▶ Records for this task:
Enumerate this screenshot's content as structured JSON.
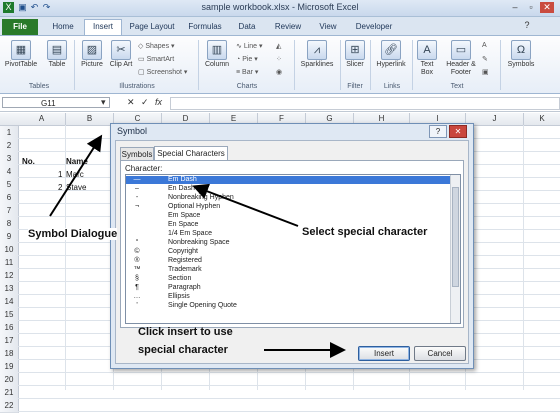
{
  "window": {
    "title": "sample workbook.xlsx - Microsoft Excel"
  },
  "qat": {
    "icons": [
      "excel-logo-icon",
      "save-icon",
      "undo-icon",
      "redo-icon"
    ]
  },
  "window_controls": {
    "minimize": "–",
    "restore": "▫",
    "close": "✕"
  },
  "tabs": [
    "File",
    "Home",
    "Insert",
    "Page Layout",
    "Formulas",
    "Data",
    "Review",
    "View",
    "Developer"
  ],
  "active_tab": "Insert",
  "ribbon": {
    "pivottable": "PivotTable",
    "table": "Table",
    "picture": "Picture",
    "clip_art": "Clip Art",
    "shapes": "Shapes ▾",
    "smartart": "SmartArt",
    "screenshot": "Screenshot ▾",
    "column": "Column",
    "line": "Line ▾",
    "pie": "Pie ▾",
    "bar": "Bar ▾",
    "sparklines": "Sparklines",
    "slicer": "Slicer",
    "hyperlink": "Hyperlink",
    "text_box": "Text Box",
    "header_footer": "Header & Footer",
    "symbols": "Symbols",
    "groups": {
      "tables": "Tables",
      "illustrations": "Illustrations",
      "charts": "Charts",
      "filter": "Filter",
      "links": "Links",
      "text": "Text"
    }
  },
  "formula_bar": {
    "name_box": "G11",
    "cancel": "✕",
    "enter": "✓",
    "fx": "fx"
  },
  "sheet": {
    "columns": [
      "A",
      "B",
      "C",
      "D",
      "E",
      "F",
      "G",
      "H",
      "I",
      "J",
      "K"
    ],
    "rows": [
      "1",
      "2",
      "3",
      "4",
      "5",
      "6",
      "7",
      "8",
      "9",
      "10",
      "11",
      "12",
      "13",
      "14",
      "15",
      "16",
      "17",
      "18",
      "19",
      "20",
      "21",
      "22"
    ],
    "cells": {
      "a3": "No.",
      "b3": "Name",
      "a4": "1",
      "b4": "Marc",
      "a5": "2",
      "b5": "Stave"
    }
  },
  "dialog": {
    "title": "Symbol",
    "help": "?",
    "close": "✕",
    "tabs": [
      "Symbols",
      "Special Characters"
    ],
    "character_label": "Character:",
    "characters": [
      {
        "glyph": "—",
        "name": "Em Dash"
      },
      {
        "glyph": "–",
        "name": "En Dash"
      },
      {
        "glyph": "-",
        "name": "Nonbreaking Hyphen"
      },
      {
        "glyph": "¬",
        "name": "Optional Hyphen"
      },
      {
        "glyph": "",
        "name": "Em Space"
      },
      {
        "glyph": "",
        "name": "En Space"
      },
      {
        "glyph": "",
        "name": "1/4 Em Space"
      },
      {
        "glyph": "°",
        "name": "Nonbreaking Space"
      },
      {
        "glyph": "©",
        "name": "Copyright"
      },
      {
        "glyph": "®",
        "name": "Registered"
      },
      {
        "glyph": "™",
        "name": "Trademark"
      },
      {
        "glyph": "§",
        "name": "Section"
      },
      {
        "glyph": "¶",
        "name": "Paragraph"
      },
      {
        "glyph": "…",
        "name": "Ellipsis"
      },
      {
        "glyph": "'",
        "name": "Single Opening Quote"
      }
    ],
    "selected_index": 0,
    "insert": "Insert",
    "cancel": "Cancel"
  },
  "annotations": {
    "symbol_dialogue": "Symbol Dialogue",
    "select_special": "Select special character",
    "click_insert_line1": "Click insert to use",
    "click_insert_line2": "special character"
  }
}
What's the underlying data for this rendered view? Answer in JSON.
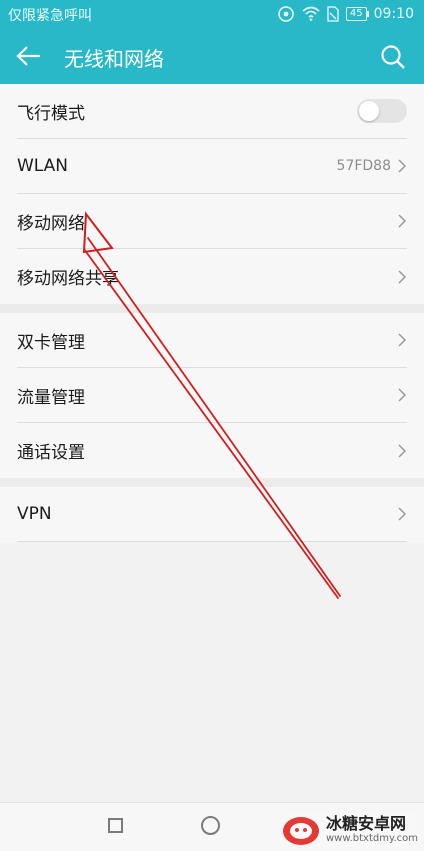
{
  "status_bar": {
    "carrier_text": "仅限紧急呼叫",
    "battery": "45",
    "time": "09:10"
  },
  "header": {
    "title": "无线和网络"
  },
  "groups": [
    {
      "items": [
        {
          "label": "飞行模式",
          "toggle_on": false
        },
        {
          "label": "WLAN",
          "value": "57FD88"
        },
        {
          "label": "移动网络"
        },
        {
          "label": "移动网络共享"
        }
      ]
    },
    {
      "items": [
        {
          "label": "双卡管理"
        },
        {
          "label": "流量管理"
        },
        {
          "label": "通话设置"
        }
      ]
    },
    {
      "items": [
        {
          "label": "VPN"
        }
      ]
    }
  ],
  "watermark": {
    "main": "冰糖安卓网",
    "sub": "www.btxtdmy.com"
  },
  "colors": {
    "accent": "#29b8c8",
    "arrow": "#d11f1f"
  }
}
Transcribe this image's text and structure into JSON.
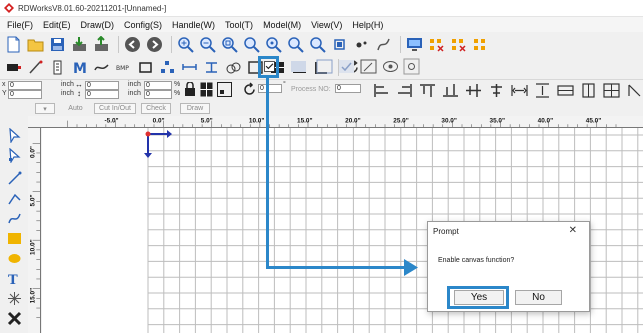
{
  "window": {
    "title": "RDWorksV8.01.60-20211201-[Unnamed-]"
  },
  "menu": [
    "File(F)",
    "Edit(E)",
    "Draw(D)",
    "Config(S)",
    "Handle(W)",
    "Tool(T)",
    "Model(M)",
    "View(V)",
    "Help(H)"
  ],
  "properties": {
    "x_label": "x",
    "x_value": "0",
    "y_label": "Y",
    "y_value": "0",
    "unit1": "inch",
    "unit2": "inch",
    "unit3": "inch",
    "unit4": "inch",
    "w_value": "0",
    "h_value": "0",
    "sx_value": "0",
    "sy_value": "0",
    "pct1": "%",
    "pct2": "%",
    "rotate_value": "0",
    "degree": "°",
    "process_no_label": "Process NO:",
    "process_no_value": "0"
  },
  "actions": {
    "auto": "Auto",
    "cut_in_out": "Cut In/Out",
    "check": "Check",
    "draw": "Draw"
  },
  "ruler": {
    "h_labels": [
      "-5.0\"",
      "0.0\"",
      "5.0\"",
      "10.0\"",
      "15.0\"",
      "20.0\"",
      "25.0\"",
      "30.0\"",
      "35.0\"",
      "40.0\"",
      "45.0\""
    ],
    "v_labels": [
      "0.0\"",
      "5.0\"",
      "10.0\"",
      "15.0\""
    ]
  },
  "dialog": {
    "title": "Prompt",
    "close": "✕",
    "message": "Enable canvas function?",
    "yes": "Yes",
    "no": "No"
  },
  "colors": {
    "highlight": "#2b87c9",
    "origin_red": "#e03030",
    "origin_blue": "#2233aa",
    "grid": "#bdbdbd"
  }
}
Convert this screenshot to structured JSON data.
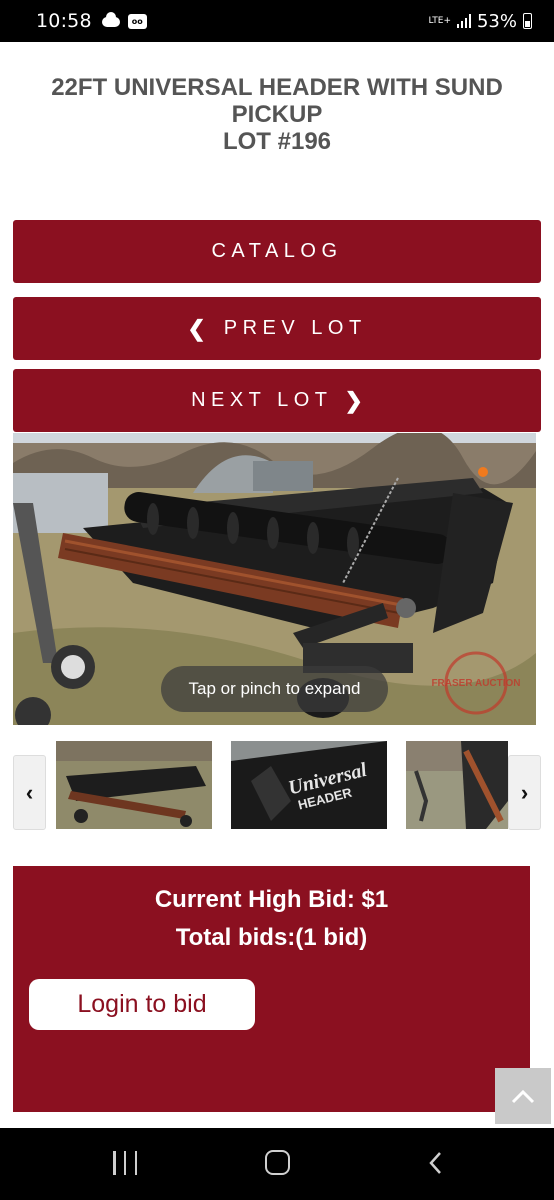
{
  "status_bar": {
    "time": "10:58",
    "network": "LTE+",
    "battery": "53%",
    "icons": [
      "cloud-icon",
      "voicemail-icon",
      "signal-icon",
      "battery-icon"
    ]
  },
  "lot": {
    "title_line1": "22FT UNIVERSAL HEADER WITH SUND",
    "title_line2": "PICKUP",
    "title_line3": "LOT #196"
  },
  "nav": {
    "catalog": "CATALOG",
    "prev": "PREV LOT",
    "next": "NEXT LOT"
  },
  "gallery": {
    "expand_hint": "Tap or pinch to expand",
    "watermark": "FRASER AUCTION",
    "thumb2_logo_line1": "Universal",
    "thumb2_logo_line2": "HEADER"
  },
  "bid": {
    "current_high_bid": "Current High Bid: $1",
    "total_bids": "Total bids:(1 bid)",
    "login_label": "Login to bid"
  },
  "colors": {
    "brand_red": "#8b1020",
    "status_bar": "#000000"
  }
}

▶ Directions for this task:
Transcribe all the records above word for word, without their images.

▶ Complete answer:
Enumerate this screenshot's content as structured JSON.
{
  "window": {
    "title": "sample workbook.xlsx - Microsoft Excel"
  },
  "qat": {
    "icons": [
      "excel-logo-icon",
      "save-icon",
      "undo-icon",
      "redo-icon"
    ]
  },
  "window_controls": {
    "minimize": "–",
    "restore": "▫",
    "close": "✕"
  },
  "tabs": [
    "File",
    "Home",
    "Insert",
    "Page Layout",
    "Formulas",
    "Data",
    "Review",
    "View",
    "Developer"
  ],
  "active_tab": "Insert",
  "ribbon": {
    "pivottable": "PivotTable",
    "table": "Table",
    "picture": "Picture",
    "clip_art": "Clip Art",
    "shapes": "Shapes ▾",
    "smartart": "SmartArt",
    "screenshot": "Screenshot ▾",
    "column": "Column",
    "line": "Line ▾",
    "pie": "Pie ▾",
    "bar": "Bar ▾",
    "sparklines": "Sparklines",
    "slicer": "Slicer",
    "hyperlink": "Hyperlink",
    "text_box": "Text Box",
    "header_footer": "Header & Footer",
    "symbols": "Symbols",
    "groups": {
      "tables": "Tables",
      "illustrations": "Illustrations",
      "charts": "Charts",
      "filter": "Filter",
      "links": "Links",
      "text": "Text"
    }
  },
  "formula_bar": {
    "name_box": "G11",
    "cancel": "✕",
    "enter": "✓",
    "fx": "fx"
  },
  "sheet": {
    "columns": [
      "A",
      "B",
      "C",
      "D",
      "E",
      "F",
      "G",
      "H",
      "I",
      "J",
      "K"
    ],
    "rows": [
      "1",
      "2",
      "3",
      "4",
      "5",
      "6",
      "7",
      "8",
      "9",
      "10",
      "11",
      "12",
      "13",
      "14",
      "15",
      "16",
      "17",
      "18",
      "19",
      "20",
      "21",
      "22"
    ],
    "cells": {
      "a3": "No.",
      "b3": "Name",
      "a4": "1",
      "b4": "Marc",
      "a5": "2",
      "b5": "Stave"
    }
  },
  "dialog": {
    "title": "Symbol",
    "help": "?",
    "close": "✕",
    "tabs": [
      "Symbols",
      "Special Characters"
    ],
    "character_label": "Character:",
    "characters": [
      {
        "glyph": "—",
        "name": "Em Dash"
      },
      {
        "glyph": "–",
        "name": "En Dash"
      },
      {
        "glyph": "-",
        "name": "Nonbreaking Hyphen"
      },
      {
        "glyph": "¬",
        "name": "Optional Hyphen"
      },
      {
        "glyph": "",
        "name": "Em Space"
      },
      {
        "glyph": "",
        "name": "En Space"
      },
      {
        "glyph": "",
        "name": "1/4 Em Space"
      },
      {
        "glyph": "°",
        "name": "Nonbreaking Space"
      },
      {
        "glyph": "©",
        "name": "Copyright"
      },
      {
        "glyph": "®",
        "name": "Registered"
      },
      {
        "glyph": "™",
        "name": "Trademark"
      },
      {
        "glyph": "§",
        "name": "Section"
      },
      {
        "glyph": "¶",
        "name": "Paragraph"
      },
      {
        "glyph": "…",
        "name": "Ellipsis"
      },
      {
        "glyph": "'",
        "name": "Single Opening Quote"
      }
    ],
    "selected_index": 0,
    "insert": "Insert",
    "cancel": "Cancel"
  },
  "annotations": {
    "symbol_dialogue": "Symbol Dialogue",
    "select_special": "Select special character",
    "click_insert_line1": "Click insert to use",
    "click_insert_line2": "special character"
  }
}
What's the underlying data for this rendered view? Answer in JSON.
{
  "status_bar": {
    "carrier_text": "仅限紧急呼叫",
    "battery": "45",
    "time": "09:10"
  },
  "header": {
    "title": "无线和网络"
  },
  "groups": [
    {
      "items": [
        {
          "label": "飞行模式",
          "toggle_on": false
        },
        {
          "label": "WLAN",
          "value": "57FD88"
        },
        {
          "label": "移动网络"
        },
        {
          "label": "移动网络共享"
        }
      ]
    },
    {
      "items": [
        {
          "label": "双卡管理"
        },
        {
          "label": "流量管理"
        },
        {
          "label": "通话设置"
        }
      ]
    },
    {
      "items": [
        {
          "label": "VPN"
        }
      ]
    }
  ],
  "watermark": {
    "main": "冰糖安卓网",
    "sub": "www.btxtdmy.com"
  },
  "colors": {
    "accent": "#29b8c8",
    "arrow": "#d11f1f"
  }
}
Transcribe this image's text and structure into JSON.
{
  "window": {
    "title": "RDWorksV8.01.60-20211201-[Unnamed-]"
  },
  "menu": [
    "File(F)",
    "Edit(E)",
    "Draw(D)",
    "Config(S)",
    "Handle(W)",
    "Tool(T)",
    "Model(M)",
    "View(V)",
    "Help(H)"
  ],
  "properties": {
    "x_label": "x",
    "x_value": "0",
    "y_label": "Y",
    "y_value": "0",
    "unit1": "inch",
    "unit2": "inch",
    "unit3": "inch",
    "unit4": "inch",
    "w_value": "0",
    "h_value": "0",
    "sx_value": "0",
    "sy_value": "0",
    "pct1": "%",
    "pct2": "%",
    "rotate_value": "0",
    "degree": "°",
    "process_no_label": "Process NO:",
    "process_no_value": "0"
  },
  "actions": {
    "auto": "Auto",
    "cut_in_out": "Cut In/Out",
    "check": "Check",
    "draw": "Draw"
  },
  "ruler": {
    "h_labels": [
      "-5.0\"",
      "0.0\"",
      "5.0\"",
      "10.0\"",
      "15.0\"",
      "20.0\"",
      "25.0\"",
      "30.0\"",
      "35.0\"",
      "40.0\"",
      "45.0\""
    ],
    "v_labels": [
      "0.0\"",
      "5.0\"",
      "10.0\"",
      "15.0\""
    ]
  },
  "dialog": {
    "title": "Prompt",
    "close": "✕",
    "message": "Enable canvas function?",
    "yes": "Yes",
    "no": "No"
  },
  "colors": {
    "highlight": "#2b87c9",
    "origin_red": "#e03030",
    "origin_blue": "#2233aa",
    "grid": "#bdbdbd"
  }
}
Convert this screenshot to structured JSON data.
{
  "status_bar": {
    "time": "10:58",
    "network": "LTE+",
    "battery": "53%",
    "icons": [
      "cloud-icon",
      "voicemail-icon",
      "signal-icon",
      "battery-icon"
    ]
  },
  "lot": {
    "title_line1": "22FT UNIVERSAL HEADER WITH SUND",
    "title_line2": "PICKUP",
    "title_line3": "LOT #196"
  },
  "nav": {
    "catalog": "CATALOG",
    "prev": "PREV LOT",
    "next": "NEXT LOT"
  },
  "gallery": {
    "expand_hint": "Tap or pinch to expand",
    "watermark": "FRASER AUCTION",
    "thumb2_logo_line1": "Universal",
    "thumb2_logo_line2": "HEADER"
  },
  "bid": {
    "current_high_bid": "Current High Bid: $1",
    "total_bids": "Total bids:(1 bid)",
    "login_label": "Login to bid"
  },
  "colors": {
    "brand_red": "#8b1020",
    "status_bar": "#000000"
  }
}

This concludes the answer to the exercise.